* begin *

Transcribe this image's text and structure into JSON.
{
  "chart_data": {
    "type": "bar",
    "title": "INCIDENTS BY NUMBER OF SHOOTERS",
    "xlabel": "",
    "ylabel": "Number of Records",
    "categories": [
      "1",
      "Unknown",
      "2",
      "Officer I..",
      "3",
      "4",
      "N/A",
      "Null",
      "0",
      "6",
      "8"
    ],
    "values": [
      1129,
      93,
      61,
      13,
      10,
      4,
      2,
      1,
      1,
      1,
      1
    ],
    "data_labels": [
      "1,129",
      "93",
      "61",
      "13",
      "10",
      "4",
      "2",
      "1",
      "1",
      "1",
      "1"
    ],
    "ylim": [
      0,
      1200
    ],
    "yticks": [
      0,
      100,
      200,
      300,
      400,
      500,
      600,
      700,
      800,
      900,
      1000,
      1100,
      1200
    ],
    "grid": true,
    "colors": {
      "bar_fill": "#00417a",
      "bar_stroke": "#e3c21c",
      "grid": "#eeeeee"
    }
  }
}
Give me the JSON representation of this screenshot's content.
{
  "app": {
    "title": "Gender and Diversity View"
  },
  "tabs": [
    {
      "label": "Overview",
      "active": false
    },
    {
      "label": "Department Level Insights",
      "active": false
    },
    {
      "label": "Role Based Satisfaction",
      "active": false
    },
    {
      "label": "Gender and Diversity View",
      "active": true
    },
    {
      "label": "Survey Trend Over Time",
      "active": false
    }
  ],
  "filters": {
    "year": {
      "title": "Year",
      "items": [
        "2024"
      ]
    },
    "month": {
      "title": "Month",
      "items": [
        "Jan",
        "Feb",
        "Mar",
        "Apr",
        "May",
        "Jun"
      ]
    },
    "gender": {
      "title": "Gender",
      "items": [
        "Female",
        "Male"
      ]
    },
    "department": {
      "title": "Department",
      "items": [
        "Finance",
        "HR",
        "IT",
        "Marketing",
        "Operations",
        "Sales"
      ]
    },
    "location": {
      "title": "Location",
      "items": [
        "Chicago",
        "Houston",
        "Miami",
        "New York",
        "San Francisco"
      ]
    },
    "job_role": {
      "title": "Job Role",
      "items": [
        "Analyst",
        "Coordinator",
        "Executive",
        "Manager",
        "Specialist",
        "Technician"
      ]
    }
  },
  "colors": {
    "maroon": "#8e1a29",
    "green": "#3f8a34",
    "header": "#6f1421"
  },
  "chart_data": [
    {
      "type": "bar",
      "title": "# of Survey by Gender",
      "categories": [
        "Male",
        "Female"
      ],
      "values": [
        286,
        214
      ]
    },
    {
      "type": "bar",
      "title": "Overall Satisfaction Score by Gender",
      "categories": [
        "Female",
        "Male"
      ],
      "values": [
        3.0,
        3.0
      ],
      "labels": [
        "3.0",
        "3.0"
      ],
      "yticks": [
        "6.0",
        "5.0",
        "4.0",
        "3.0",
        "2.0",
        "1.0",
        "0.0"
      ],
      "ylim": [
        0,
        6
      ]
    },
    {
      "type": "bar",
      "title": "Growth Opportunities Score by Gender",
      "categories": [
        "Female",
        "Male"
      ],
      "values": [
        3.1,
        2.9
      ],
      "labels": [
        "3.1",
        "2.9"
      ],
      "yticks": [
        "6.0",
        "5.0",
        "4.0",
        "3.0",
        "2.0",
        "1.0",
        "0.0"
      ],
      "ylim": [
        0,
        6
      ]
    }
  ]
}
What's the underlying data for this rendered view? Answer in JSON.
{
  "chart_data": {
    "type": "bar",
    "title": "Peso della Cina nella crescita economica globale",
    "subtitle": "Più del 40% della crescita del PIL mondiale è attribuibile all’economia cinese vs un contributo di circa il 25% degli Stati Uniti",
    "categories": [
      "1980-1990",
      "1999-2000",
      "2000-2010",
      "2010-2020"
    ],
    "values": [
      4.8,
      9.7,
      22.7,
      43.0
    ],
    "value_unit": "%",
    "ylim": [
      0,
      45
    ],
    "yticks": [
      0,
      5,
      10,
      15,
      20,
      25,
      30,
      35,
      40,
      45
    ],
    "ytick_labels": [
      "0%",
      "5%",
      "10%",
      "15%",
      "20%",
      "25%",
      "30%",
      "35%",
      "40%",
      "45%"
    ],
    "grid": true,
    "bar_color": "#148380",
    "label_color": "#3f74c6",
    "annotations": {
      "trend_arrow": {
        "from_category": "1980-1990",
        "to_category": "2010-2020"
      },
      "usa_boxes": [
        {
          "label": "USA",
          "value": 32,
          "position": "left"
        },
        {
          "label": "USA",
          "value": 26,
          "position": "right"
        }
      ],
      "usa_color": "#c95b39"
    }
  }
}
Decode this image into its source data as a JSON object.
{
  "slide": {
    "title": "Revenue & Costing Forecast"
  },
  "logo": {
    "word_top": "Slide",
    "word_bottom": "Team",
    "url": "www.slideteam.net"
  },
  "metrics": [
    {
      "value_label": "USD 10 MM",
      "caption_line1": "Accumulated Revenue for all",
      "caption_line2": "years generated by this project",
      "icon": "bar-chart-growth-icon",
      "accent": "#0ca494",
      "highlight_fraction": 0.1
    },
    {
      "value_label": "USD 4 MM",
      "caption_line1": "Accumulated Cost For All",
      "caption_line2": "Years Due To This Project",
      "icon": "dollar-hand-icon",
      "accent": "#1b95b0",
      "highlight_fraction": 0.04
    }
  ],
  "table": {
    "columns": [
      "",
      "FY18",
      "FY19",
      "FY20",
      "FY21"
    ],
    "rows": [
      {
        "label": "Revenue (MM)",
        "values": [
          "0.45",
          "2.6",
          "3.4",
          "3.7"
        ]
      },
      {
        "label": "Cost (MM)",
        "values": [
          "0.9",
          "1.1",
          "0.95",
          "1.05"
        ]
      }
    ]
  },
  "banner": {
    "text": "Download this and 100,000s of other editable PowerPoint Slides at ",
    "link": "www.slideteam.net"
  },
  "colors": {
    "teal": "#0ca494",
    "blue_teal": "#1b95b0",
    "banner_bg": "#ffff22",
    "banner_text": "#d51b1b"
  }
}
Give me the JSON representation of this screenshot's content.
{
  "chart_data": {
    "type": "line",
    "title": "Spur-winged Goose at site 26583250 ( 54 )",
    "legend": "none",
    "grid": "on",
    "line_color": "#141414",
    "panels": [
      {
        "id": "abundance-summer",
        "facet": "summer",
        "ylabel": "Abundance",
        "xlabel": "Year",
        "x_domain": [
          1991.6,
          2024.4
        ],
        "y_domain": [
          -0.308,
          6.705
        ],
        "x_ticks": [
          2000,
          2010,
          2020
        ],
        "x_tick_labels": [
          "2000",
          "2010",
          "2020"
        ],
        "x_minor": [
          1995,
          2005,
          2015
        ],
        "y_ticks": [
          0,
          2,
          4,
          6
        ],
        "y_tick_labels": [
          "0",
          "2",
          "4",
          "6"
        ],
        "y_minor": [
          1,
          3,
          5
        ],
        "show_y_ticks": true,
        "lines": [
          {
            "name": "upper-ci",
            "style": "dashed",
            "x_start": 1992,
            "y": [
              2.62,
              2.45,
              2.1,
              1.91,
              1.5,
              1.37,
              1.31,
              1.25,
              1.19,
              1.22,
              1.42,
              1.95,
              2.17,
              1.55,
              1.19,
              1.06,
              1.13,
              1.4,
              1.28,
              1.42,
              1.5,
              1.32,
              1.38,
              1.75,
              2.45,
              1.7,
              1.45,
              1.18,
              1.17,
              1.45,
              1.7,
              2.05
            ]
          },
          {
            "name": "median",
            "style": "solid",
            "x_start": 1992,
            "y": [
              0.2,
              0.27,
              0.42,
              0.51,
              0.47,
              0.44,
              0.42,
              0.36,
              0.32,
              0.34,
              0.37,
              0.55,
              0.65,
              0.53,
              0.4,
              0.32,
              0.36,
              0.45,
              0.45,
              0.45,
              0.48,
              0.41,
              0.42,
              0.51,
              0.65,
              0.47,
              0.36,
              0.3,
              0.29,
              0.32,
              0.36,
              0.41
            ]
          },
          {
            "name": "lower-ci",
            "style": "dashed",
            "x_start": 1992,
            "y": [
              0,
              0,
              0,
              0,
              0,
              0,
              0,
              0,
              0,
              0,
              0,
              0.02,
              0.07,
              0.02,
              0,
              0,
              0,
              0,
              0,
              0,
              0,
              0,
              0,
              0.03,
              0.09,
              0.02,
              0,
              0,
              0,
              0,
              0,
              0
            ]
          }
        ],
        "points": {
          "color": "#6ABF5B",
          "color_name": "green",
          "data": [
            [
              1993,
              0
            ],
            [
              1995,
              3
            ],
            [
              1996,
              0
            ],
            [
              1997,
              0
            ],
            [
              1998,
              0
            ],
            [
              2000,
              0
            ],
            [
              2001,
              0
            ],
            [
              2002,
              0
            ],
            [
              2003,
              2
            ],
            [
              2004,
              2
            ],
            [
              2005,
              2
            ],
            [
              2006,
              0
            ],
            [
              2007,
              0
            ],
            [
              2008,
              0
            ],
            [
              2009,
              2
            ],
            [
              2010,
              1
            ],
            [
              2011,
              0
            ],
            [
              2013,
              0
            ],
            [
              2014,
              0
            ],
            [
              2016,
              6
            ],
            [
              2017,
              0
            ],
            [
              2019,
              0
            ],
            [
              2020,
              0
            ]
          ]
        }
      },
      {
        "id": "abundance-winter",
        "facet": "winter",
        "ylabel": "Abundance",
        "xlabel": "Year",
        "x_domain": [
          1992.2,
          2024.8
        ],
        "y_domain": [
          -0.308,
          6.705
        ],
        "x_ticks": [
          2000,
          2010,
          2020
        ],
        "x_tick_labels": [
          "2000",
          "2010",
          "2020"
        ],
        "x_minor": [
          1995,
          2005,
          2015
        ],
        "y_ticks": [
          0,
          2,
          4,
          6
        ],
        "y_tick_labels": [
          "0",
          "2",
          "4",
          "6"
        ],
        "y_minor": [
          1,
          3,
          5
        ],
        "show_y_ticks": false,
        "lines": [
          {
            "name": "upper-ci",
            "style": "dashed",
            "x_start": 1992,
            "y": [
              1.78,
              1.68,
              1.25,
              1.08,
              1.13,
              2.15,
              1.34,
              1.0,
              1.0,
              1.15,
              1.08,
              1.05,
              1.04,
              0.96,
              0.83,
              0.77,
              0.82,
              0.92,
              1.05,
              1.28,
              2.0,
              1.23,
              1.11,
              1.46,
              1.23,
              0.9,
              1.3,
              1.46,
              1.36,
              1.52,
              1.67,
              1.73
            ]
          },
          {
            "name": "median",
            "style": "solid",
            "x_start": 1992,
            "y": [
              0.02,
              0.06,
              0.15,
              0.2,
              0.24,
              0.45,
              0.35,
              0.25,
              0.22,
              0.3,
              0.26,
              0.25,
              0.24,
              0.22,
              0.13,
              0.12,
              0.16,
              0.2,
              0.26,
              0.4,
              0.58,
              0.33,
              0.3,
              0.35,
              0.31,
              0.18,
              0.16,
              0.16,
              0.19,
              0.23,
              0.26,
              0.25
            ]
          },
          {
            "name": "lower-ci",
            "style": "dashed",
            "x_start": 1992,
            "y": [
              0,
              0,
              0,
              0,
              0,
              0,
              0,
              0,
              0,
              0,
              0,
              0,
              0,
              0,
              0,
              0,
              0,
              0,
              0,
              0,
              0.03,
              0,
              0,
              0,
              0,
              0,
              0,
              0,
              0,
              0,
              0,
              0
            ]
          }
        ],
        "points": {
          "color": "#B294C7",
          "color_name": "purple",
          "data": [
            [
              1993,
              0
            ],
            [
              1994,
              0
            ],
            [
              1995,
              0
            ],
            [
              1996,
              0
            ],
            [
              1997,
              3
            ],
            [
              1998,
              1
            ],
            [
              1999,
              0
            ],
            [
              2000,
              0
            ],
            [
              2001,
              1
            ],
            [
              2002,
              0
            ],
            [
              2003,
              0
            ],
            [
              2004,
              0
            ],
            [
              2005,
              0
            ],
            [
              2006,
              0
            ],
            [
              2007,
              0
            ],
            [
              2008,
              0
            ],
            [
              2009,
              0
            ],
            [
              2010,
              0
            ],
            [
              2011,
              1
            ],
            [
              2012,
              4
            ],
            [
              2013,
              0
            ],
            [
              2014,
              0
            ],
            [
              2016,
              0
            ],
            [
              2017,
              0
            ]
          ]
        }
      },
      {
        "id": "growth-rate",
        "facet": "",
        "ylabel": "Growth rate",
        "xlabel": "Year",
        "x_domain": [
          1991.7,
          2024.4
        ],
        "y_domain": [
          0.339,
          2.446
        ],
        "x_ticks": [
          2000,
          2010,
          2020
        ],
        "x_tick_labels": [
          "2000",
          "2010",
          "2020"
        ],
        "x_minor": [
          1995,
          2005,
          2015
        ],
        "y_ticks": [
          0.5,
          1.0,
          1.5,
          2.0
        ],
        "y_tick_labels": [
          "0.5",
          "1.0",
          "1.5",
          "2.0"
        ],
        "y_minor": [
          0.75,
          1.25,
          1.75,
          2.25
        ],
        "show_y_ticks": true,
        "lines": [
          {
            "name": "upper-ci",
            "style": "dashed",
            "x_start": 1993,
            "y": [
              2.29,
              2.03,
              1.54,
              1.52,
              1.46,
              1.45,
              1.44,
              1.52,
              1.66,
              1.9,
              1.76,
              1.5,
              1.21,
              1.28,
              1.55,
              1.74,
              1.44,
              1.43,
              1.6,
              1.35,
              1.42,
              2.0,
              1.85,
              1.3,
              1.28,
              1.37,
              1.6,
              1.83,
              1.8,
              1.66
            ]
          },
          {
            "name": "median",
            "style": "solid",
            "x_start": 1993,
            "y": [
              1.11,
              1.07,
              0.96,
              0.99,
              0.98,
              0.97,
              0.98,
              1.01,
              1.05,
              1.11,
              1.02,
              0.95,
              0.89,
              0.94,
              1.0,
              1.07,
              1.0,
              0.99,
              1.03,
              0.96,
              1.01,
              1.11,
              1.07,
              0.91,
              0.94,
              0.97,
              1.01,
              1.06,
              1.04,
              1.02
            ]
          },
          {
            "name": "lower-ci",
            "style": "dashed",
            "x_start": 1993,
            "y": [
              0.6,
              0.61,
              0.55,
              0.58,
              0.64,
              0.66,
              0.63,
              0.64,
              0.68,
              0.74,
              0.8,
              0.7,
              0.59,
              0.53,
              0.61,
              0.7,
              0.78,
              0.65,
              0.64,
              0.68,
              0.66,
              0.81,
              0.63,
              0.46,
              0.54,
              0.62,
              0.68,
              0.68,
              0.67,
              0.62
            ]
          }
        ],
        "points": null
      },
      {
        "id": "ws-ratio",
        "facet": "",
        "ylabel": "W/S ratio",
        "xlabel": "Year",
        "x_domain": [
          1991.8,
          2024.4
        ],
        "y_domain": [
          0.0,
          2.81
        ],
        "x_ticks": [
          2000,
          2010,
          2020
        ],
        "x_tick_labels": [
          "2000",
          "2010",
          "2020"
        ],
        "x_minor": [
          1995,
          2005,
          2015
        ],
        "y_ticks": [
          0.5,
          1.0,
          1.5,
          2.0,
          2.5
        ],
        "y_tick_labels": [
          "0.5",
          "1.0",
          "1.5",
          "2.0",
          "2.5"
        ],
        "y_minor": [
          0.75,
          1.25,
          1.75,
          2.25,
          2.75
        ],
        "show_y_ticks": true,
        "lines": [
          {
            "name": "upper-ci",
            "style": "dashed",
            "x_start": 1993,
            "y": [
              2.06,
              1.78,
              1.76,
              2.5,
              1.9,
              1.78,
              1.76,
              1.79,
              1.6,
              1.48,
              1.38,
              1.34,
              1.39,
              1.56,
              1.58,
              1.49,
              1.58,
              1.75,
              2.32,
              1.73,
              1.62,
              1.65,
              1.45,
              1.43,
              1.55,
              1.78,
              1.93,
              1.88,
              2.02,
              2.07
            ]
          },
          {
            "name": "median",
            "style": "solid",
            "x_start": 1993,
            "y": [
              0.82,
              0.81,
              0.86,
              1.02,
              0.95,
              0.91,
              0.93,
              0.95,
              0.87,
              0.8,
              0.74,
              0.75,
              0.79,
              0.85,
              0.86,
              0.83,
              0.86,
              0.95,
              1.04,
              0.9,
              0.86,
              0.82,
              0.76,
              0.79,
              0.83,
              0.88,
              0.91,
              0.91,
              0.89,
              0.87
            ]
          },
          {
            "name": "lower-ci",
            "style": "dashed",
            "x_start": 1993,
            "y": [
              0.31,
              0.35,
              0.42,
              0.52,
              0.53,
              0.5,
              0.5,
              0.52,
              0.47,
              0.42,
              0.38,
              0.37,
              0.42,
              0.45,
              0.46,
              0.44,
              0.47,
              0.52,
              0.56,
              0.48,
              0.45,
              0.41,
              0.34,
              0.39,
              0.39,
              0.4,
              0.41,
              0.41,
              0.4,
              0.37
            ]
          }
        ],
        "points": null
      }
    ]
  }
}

* end *

**What you have to do**
Each line of the data that includes the word "Score" counts once; report the total and nothing more.

**Answer for the task**
2